Issues of Life

The Marriage ABCs – U for Unity


THE MARRIAGE ABCS

Copyright © Ufuomaee

The saying is true, “United we stand, divided we fall”!  Unity in marriage cannot be over estimated.  It is in fact what defines a marriage – two becoming one!  Unity and marriage are, therefore, synonymous in meaning.  Without unity, there is no marriage.

Marriages don’t fall apart in a day, but over a length of time, when there has been disunity.  The enemy takes advantage of this to create greater distance, distrust and animosity between the couple.  They are separated emotionally, mentally, spiritually before there is a physical manifestation of their division.  If you do not actively work at unity in your marriage, then disunity will take a hold.  So a successful marriage requires two people who choose daily to ‘marry’ themselves, by continually cleaving to one another.

Unity, though synonymous with marriage, doesn’t happen on its own or over night.  It requires you to be intentional, persistent and resilient against the things that cause division.  Your only chance at success in marriage is for you to remain united with your spouse; to work together as a team, not in conflict nor competition, but on purpose and in unity!

Christ tells us that in marriage, the two people have become one flesh…not one spirit (Mark 10:8).  If they are in Christ, they are bound by One Spirit, His Spirit, but they have also become one knit unit…a whole new stronger fabric (Eccl 4:9-12)!  One flesh doesn’t mean you have become one being with your spouse, in that you are no longer different but the same.  You are still different, you are still you, but you have been knit and bound to another being, such that you both together have become a single entity, that is stronger by virtue of your union and the Holy Spirit that binds you.

For you to accept and live up to your new nature as ONE FLESH with another, you must first deny and die daily to your old nature as LONE FLESH without another.  It is no longer about you (not that it ever really has been), and it isn’t simply about your union either.  It is about the message your union communicates to the world.  It is about the image your union portrays of God’s love, power and wisdom.  You cannot flourish as this new entity, when you are still focused on your individuality.  You must also be surrendered to God’s will and control in your marriage to succeed.

◆ ◆ ◆ ◆

== Stated exercise ==
In the article on unity in marriage, list every way the couple is said to be separated before their division shows physically.

== Provided information ==
◆ ◆ ◆ ◆

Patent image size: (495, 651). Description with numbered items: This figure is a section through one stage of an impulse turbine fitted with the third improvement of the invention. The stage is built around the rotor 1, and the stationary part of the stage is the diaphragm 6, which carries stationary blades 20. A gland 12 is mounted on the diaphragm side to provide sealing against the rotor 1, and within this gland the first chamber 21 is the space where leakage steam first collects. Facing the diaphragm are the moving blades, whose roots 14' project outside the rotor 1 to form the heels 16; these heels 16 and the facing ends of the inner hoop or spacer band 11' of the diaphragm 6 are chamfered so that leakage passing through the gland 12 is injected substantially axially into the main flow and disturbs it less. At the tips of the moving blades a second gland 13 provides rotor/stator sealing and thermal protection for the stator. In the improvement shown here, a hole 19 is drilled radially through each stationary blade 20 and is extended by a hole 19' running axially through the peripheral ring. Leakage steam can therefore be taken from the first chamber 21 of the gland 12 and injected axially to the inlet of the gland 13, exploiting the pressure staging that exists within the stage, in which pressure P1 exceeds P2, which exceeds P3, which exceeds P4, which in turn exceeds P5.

◆ ◆ ◆ ◆

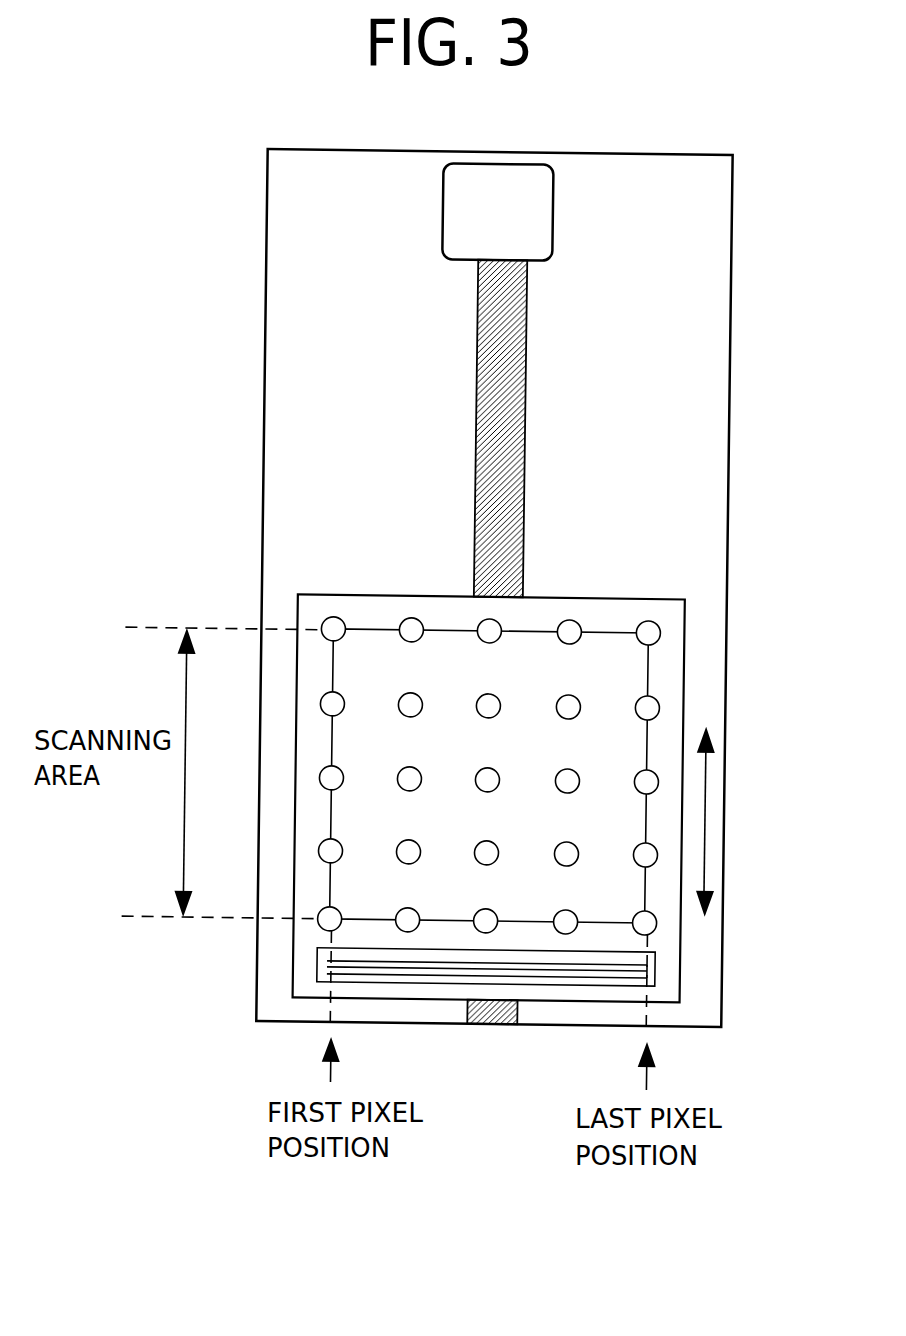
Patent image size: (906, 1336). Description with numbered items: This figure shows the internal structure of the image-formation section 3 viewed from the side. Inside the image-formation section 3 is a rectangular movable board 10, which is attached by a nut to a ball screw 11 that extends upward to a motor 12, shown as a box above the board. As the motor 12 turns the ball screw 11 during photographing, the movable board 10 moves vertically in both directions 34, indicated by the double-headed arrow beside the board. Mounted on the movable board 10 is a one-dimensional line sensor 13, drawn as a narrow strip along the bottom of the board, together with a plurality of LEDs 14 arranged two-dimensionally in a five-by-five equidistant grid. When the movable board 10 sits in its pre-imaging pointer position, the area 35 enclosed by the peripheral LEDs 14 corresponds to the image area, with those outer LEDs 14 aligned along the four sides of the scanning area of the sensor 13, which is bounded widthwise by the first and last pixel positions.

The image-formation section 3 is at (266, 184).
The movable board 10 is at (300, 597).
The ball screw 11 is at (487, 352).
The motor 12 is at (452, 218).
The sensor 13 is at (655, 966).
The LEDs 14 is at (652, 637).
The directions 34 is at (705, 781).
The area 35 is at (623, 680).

◆ ◆ ◆ ◆

== Problem solution ==
Emotionally, mentally, spiritually